> THE EXERCISE
Reproduce the full listing that appears beneath this instruction exactly.

═══ RECORD LIST

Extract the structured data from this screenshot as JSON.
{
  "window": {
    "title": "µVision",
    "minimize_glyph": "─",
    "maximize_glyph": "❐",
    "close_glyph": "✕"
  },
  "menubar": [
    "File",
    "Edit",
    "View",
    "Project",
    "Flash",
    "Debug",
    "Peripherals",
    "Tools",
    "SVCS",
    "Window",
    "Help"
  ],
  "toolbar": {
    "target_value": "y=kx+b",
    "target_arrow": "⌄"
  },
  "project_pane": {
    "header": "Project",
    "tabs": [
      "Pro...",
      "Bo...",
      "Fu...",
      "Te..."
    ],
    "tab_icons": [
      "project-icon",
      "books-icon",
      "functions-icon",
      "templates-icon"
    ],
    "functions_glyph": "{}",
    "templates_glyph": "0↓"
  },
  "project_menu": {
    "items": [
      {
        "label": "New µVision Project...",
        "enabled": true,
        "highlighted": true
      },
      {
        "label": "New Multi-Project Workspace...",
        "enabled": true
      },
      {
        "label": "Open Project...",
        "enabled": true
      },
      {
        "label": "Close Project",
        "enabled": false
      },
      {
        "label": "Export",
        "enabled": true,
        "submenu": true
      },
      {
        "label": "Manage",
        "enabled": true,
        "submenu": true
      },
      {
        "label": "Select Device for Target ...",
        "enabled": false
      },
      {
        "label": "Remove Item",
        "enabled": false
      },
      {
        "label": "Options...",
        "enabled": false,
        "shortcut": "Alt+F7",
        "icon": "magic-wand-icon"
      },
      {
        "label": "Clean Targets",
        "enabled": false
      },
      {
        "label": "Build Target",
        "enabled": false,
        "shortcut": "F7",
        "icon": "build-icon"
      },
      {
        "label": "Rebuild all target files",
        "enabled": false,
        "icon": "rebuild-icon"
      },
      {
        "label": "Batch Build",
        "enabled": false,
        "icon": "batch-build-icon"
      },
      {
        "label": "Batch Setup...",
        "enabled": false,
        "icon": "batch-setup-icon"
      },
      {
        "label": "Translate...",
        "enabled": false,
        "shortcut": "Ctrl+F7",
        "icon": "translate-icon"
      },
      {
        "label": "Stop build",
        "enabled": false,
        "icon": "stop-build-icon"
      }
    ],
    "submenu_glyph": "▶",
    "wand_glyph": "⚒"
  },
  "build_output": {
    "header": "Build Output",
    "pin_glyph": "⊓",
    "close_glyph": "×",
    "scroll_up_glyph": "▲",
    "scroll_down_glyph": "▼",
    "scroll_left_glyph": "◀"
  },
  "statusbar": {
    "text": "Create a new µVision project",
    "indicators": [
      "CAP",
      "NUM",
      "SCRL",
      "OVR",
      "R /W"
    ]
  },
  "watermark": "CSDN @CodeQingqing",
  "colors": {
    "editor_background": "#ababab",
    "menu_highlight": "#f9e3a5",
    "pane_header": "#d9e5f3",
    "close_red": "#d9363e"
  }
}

══════

> ANSWER TO THIS EXERCISE
Extract the structured data from this screenshot as JSON.
{
  "window": {
    "title": "µVision",
    "minimize_glyph": "─",
    "maximize_glyph": "❐",
    "close_glyph": "✕"
  },
  "menubar": [
    "File",
    "Edit",
    "View",
    "Project",
    "Flash",
    "Debug",
    "Peripherals",
    "Tools",
    "SVCS",
    "Window",
    "Help"
  ],
  "toolbar": {
    "target_value": "y=kx+b",
    "target_arrow": "⌄"
  },
  "project_pane": {
    "header": "Project",
    "tabs": [
      "Pro...",
      "Bo...",
      "Fu...",
      "Te..."
    ],
    "tab_icons": [
      "project-icon",
      "books-icon",
      "functions-icon",
      "templates-icon"
    ],
    "functions_glyph": "{}",
    "templates_glyph": "0↓"
  },
  "project_menu": {
    "items": [
      {
        "label": "New µVision Project...",
        "enabled": true,
        "highlighted": true
      },
      {
        "label": "New Multi-Project Workspace...",
        "enabled": true
      },
      {
        "label": "Open Project...",
        "enabled": true
      },
      {
        "label": "Close Project",
        "enabled": false
      },
      {
        "label": "Export",
        "enabled": true,
        "submenu": true
      },
      {
        "label": "Manage",
        "enabled": true,
        "submenu": true
      },
      {
        "label": "Select Device for Target ...",
        "enabled": false
      },
      {
        "label": "Remove Item",
        "enabled": false
      },
      {
        "label": "Options...",
        "enabled": false,
        "shortcut": "Alt+F7",
        "icon": "magic-wand-icon"
      },
      {
        "label": "Clean Targets",
        "enabled": false
      },
      {
        "label": "Build Target",
        "enabled": false,
        "shortcut": "F7",
        "icon": "build-icon"
      },
      {
        "label": "Rebuild all target files",
        "enabled": false,
        "icon": "rebuild-icon"
      },
      {
        "label": "Batch Build",
        "enabled": false,
        "icon": "batch-build-icon"
      },
      {
        "label": "Batch Setup...",
        "enabled": false,
        "icon": "batch-setup-icon"
      },
      {
        "label": "Translate...",
        "enabled": false,
        "shortcut": "Ctrl+F7",
        "icon": "translate-icon"
      },
      {
        "label": "Stop build",
        "enabled": false,
        "icon": "stop-build-icon"
      }
    ],
    "submenu_glyph": "▶",
    "wand_glyph": "⚒"
  },
  "build_output": {
    "header": "Build Output",
    "pin_glyph": "⊓",
    "close_glyph": "×",
    "scroll_up_glyph": "▲",
    "scroll_down_glyph": "▼",
    "scroll_left_glyph": "◀"
  },
  "statusbar": {
    "text": "Create a new µVision project",
    "indicators": [
      "CAP",
      "NUM",
      "SCRL",
      "OVR",
      "R /W"
    ]
  },
  "watermark": "CSDN @CodeQingqing",
  "colors": {
    "editor_background": "#ababab",
    "menu_highlight": "#f9e3a5",
    "pane_header": "#d9e5f3",
    "close_red": "#d9363e"
  }
}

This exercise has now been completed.